=== Aim of the task ===
Count the lines containing "crime" in the entries underneath, and state that count without anything else.

=== Entries supplied ===
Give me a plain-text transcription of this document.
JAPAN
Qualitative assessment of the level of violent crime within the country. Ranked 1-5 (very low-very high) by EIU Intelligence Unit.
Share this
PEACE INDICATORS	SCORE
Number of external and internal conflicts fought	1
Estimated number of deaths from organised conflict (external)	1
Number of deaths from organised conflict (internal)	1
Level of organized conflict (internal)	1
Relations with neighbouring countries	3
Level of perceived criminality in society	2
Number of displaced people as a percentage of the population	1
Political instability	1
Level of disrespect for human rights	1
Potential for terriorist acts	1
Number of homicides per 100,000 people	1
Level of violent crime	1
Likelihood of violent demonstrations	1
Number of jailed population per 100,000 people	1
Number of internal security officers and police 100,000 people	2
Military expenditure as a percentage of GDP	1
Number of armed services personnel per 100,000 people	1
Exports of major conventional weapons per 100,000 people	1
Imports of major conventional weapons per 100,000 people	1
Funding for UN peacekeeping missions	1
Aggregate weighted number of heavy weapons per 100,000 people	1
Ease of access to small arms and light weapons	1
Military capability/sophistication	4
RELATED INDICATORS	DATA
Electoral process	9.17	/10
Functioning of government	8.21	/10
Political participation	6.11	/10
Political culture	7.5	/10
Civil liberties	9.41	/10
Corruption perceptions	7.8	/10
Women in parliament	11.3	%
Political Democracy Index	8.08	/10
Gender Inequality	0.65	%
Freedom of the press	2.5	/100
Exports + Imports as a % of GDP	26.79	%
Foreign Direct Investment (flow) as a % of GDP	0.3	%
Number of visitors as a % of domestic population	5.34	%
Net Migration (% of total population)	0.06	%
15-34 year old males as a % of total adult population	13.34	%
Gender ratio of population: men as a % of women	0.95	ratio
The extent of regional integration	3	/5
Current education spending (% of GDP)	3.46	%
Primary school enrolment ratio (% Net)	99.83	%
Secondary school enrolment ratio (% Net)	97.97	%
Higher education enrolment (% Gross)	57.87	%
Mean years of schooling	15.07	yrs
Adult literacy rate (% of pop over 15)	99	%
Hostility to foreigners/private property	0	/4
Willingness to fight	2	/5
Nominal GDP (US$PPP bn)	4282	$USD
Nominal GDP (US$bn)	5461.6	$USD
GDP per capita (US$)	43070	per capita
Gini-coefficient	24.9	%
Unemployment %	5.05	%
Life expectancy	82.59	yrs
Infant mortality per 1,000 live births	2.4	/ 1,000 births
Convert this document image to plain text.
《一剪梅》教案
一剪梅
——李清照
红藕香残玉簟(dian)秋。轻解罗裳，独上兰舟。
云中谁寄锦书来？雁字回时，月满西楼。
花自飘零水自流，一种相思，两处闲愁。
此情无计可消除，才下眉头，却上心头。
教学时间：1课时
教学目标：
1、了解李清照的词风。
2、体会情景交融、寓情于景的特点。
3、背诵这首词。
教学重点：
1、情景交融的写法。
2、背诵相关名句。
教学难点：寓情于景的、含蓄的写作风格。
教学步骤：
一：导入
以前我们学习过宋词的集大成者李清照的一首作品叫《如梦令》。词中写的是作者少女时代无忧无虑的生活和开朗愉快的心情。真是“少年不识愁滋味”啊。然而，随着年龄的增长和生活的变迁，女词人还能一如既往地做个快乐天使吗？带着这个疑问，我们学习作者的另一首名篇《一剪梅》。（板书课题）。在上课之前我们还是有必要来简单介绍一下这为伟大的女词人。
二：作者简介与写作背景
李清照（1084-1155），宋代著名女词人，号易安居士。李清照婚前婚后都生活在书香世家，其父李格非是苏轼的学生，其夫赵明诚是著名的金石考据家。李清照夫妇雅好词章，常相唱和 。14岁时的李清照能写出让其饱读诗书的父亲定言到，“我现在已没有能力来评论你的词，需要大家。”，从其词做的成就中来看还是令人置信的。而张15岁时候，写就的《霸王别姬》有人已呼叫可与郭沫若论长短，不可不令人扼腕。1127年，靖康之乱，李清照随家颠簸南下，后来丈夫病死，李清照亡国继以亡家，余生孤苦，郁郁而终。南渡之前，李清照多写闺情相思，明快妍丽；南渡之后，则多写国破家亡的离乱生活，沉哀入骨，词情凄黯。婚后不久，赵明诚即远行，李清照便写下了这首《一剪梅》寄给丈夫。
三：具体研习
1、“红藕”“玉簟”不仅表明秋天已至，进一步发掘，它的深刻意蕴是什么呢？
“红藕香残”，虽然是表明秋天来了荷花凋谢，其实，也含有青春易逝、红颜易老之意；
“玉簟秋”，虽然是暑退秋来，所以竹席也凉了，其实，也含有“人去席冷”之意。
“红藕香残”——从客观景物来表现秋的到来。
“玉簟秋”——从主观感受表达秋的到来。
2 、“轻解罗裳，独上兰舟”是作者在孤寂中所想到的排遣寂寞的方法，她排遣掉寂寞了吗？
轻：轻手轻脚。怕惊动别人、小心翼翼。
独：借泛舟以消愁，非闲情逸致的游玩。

=== Written answer ===
2